▶ [WHAT TO DO]: Gather from the material every line that contains the string "сельскохозяйственным".

═══

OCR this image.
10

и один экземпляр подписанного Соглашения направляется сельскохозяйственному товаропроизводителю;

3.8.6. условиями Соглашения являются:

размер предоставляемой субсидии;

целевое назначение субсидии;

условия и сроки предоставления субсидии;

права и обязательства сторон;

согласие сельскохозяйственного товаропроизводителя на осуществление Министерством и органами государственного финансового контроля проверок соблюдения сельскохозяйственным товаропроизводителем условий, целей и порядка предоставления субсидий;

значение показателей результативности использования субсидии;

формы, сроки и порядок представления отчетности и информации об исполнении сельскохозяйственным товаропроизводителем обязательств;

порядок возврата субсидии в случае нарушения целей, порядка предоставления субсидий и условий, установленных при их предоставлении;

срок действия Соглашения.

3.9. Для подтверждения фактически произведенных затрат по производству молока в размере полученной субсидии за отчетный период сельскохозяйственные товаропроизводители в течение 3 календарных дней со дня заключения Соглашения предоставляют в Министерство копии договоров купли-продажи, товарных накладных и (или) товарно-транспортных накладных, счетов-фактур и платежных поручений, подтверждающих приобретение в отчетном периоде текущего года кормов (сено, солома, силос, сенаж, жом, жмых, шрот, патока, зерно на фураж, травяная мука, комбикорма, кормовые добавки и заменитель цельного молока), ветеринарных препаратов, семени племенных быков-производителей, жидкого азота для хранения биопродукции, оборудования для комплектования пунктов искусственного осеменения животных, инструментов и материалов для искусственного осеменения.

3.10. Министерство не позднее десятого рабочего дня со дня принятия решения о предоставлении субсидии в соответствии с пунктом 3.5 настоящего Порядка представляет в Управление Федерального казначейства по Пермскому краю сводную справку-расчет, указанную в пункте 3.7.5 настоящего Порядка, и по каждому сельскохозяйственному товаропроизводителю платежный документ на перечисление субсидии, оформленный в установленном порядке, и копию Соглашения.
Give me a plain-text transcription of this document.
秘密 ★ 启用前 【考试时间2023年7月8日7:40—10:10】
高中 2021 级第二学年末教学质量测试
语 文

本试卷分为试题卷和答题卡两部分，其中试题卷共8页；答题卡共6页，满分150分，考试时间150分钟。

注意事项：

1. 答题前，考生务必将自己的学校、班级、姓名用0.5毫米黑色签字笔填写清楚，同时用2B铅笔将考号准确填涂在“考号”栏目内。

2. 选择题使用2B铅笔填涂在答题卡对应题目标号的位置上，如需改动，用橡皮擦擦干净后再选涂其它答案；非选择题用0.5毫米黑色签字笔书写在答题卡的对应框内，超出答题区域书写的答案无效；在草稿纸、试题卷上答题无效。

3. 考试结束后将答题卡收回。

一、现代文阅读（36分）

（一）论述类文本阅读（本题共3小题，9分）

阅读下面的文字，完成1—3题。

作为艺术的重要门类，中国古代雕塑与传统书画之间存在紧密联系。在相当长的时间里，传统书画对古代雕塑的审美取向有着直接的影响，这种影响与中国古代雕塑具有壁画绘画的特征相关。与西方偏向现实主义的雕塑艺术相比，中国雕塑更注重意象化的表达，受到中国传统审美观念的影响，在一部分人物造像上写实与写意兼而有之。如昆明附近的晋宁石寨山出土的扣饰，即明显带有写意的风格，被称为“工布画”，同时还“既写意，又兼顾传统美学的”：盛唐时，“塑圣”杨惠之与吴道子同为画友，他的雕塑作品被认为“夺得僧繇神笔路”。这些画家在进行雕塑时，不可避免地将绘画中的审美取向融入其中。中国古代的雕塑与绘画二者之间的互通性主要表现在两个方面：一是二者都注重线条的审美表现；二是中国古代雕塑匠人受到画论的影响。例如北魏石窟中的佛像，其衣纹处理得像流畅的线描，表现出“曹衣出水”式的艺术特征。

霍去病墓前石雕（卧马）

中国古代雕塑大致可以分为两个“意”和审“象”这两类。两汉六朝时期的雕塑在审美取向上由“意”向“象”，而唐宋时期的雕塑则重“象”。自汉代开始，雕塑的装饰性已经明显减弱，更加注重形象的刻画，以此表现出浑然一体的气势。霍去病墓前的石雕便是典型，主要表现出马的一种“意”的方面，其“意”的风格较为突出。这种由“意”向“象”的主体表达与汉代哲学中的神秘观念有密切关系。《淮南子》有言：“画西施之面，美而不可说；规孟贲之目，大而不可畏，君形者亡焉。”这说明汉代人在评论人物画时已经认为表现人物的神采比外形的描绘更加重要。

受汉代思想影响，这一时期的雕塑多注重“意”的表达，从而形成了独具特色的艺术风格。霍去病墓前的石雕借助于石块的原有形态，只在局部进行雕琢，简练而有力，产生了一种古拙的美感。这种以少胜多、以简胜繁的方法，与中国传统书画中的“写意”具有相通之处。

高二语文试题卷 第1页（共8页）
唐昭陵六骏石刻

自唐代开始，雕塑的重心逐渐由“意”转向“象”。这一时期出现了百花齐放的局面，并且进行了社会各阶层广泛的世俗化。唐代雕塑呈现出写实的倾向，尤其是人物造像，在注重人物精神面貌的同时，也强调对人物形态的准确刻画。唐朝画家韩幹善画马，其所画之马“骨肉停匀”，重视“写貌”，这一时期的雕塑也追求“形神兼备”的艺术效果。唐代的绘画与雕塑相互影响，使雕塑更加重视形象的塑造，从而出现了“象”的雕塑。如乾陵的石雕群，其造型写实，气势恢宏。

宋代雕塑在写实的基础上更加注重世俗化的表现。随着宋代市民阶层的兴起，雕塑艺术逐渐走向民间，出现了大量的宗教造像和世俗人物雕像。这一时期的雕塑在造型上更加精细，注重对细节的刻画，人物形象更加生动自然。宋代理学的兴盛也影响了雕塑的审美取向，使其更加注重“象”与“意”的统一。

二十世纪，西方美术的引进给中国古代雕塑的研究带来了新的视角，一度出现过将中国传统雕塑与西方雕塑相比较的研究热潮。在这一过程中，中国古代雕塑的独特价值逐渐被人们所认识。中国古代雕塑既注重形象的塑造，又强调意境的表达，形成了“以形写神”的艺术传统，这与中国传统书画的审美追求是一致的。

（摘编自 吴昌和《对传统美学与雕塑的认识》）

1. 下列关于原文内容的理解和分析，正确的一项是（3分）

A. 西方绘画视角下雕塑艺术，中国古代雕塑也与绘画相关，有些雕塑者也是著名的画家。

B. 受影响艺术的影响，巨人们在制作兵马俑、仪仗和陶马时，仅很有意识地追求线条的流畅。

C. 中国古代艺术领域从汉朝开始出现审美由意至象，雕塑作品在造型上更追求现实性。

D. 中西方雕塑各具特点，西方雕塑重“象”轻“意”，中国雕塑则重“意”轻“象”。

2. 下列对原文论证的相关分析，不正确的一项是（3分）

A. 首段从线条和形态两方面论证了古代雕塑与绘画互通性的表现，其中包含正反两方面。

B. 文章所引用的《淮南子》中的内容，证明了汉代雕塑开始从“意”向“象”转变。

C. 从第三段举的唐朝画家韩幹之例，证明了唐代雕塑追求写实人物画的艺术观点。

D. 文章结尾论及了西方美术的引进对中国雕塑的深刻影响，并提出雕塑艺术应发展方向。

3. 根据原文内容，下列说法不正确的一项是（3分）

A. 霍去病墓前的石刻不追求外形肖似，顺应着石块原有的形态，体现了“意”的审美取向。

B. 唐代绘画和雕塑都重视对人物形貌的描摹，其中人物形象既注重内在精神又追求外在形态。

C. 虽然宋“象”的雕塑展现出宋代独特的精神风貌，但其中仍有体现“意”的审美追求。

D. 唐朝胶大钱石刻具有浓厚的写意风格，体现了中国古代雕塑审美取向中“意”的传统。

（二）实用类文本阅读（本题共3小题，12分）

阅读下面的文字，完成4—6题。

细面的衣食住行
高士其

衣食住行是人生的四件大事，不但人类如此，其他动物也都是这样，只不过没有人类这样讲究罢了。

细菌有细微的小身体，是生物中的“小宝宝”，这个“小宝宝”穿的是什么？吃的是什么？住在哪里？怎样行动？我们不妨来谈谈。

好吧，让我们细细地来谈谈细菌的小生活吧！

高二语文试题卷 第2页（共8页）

═══

▶ [WRITTEN RESPONSE]:
согласие сельскохозяйственного товаропроизводителя на осуществление Министерством и органами государственного финансового контроля проверок соблюдения сельскохозяйственным товаропроизводителем условий, целей и порядка предоставления субсидий;
формы, сроки и порядок представления отчетности и информации об исполнении сельскохозяйственным товаропроизводителем обязательств;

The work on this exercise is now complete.